* [EXERCISE DETAILS] Set down the material below in full, matching it exactly.

* [Dataset excerpts]

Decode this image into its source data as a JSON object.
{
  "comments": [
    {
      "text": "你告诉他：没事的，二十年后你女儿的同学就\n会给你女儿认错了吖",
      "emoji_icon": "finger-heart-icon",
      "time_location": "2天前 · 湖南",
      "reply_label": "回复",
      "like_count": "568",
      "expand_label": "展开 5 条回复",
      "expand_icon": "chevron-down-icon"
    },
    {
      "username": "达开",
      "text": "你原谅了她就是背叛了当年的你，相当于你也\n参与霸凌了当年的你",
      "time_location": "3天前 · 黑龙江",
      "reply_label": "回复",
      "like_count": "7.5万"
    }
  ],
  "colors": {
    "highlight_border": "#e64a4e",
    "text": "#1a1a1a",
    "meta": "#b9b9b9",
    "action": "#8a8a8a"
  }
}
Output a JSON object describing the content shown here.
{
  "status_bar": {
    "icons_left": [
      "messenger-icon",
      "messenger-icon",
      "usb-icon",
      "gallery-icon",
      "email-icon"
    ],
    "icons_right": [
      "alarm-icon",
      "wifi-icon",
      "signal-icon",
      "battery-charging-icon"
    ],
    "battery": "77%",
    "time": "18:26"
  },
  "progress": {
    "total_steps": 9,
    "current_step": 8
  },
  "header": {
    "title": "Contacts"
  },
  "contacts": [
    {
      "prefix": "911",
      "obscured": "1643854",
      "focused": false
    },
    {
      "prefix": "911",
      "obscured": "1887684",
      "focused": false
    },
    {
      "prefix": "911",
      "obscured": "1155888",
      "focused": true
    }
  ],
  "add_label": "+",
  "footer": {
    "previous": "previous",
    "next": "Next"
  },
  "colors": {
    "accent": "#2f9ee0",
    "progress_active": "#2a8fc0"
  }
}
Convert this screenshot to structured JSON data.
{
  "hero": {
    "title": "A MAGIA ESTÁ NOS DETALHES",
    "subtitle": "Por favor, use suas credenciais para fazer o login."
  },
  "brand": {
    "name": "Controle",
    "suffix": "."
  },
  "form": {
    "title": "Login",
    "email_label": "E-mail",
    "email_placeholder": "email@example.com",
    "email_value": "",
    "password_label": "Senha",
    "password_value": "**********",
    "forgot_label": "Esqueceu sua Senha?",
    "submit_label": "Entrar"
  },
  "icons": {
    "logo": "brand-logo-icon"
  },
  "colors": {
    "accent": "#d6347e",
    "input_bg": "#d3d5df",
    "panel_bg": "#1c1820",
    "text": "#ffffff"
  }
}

* [RESPONSE TO THE TASK]
Decode this image into its source data as a JSON object.
{
  "comments": [
    {
      "text": "你告诉他：没事的，二十年后你女儿的同学就\n会给你女儿认错了吖",
      "emoji_icon": "finger-heart-icon",
      "time_location": "2天前 · 湖南",
      "reply_label": "回复",
      "like_count": "568",
      "expand_label": "展开 5 条回复",
      "expand_icon": "chevron-down-icon"
    },
    {
      "username": "达开",
      "text": "你原谅了她就是背叛了当年的你，相当于你也\n参与霸凌了当年的你",
      "time_location": "3天前 · 黑龙江",
      "reply_label": "回复",
      "like_count": "7.5万"
    }
  ],
  "colors": {
    "highlight_border": "#e64a4e",
    "text": "#1a1a1a",
    "meta": "#b9b9b9",
    "action": "#8a8a8a"
  }
}
Output a JSON object describing the content shown here.
{
  "status_bar": {
    "icons_left": [
      "messenger-icon",
      "messenger-icon",
      "usb-icon",
      "gallery-icon",
      "email-icon"
    ],
    "icons_right": [
      "alarm-icon",
      "wifi-icon",
      "signal-icon",
      "battery-charging-icon"
    ],
    "battery": "77%",
    "time": "18:26"
  },
  "progress": {
    "total_steps": 9,
    "current_step": 8
  },
  "header": {
    "title": "Contacts"
  },
  "contacts": [
    {
      "prefix": "911",
      "obscured": "1643854",
      "focused": false
    },
    {
      "prefix": "911",
      "obscured": "1887684",
      "focused": false
    },
    {
      "prefix": "911",
      "obscured": "1155888",
      "focused": true
    }
  ],
  "add_label": "+",
  "footer": {
    "previous": "previous",
    "next": "Next"
  },
  "colors": {
    "accent": "#2f9ee0",
    "progress_active": "#2a8fc0"
  }
}
Convert this screenshot to structured JSON data.
{
  "hero": {
    "title": "A MAGIA ESTÁ NOS DETALHES",
    "subtitle": "Por favor, use suas credenciais para fazer o login."
  },
  "brand": {
    "name": "Controle",
    "suffix": "."
  },
  "form": {
    "title": "Login",
    "email_label": "E-mail",
    "email_placeholder": "email@example.com",
    "email_value": "",
    "password_label": "Senha",
    "password_value": "**********",
    "forgot_label": "Esqueceu sua Senha?",
    "submit_label": "Entrar"
  },
  "icons": {
    "logo": "brand-logo-icon"
  },
  "colors": {
    "accent": "#d6347e",
    "input_bg": "#d3d5df",
    "panel_bg": "#1c1820",
    "text": "#ffffff"
  }
}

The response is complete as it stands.